-- BEGIN Input data --

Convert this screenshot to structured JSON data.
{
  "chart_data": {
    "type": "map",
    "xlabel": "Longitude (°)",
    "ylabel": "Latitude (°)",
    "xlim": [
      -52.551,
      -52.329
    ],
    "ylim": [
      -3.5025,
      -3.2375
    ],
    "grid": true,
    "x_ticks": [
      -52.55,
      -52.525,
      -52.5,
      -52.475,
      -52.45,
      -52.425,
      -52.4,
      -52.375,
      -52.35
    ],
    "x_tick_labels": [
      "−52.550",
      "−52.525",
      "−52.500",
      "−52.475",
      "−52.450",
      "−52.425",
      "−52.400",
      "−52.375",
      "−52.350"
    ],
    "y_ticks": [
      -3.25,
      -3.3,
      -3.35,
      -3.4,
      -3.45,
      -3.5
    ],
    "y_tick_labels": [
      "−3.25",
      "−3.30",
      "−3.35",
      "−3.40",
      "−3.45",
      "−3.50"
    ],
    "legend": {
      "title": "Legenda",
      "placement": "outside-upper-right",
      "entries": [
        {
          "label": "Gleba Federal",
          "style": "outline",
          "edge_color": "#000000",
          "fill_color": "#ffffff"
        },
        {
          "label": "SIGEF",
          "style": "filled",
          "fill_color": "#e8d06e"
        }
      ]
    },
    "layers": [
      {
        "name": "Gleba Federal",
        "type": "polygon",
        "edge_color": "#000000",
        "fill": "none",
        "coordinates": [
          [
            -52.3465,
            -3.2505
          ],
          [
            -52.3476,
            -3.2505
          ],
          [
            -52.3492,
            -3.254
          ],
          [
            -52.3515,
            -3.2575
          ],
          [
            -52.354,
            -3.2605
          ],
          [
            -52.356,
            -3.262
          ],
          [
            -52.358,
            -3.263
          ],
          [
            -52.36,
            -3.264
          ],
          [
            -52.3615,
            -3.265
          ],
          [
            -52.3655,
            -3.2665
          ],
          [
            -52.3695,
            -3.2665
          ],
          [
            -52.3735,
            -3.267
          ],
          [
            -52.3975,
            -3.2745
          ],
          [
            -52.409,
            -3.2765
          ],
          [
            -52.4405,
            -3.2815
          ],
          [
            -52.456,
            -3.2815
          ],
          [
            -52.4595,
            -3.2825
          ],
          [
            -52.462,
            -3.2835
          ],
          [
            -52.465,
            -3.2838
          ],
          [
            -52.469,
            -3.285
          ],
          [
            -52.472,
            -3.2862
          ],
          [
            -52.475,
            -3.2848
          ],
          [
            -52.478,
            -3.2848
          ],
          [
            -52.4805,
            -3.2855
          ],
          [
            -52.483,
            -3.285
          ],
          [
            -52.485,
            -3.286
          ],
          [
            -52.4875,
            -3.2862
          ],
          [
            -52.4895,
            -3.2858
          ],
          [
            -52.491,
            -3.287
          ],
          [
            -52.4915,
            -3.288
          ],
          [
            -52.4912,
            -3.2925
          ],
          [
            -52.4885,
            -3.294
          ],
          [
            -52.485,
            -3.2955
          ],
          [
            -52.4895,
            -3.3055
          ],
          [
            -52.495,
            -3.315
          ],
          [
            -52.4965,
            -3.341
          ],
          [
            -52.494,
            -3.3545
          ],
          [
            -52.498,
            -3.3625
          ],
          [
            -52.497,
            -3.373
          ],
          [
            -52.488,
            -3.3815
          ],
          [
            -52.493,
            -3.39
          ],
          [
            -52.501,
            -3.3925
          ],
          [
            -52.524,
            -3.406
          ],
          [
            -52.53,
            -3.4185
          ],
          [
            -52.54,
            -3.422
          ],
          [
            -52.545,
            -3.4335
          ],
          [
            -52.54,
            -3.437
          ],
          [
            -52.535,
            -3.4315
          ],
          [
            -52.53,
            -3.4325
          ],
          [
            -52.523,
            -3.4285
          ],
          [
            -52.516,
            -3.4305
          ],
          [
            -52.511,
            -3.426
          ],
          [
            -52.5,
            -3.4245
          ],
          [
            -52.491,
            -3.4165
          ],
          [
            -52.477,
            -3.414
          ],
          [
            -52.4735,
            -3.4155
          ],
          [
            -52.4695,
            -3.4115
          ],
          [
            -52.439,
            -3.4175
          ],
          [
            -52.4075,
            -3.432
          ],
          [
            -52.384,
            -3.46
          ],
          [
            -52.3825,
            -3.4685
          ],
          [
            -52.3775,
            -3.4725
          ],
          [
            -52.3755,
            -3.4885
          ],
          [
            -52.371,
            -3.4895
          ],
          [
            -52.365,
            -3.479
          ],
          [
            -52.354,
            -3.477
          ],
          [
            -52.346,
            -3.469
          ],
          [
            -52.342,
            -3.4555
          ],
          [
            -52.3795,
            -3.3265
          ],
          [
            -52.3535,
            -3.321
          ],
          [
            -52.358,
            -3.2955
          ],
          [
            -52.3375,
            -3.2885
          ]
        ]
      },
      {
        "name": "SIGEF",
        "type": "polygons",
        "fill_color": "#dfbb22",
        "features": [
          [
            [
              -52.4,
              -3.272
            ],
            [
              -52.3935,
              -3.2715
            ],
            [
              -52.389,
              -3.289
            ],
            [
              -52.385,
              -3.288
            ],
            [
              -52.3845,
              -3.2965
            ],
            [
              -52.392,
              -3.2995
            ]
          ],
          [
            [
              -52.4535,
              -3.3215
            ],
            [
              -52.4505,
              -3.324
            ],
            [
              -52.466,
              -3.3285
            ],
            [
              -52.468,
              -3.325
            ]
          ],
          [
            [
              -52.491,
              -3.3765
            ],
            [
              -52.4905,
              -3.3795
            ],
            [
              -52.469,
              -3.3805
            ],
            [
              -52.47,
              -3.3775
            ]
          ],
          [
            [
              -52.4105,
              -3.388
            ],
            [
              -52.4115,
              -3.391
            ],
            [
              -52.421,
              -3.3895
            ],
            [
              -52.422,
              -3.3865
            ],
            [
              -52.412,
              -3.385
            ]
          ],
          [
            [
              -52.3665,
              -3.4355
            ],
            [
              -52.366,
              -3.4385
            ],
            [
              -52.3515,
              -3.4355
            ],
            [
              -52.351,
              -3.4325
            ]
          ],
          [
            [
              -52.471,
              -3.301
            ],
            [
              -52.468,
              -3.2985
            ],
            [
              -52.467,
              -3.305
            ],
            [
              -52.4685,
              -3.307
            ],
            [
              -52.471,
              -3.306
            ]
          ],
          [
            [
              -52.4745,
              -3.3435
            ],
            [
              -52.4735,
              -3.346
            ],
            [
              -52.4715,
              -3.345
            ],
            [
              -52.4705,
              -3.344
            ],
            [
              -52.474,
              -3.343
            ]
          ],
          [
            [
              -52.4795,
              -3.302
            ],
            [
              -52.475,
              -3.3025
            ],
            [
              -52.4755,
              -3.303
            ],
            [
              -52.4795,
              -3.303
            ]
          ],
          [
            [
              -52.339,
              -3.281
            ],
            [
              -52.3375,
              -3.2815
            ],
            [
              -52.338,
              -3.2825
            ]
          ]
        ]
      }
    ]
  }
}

-- END Input data --

Instructions for the task: Work through the listing above and report how many lines include the string "Federal", with no other text.

Reply to the exercise: 2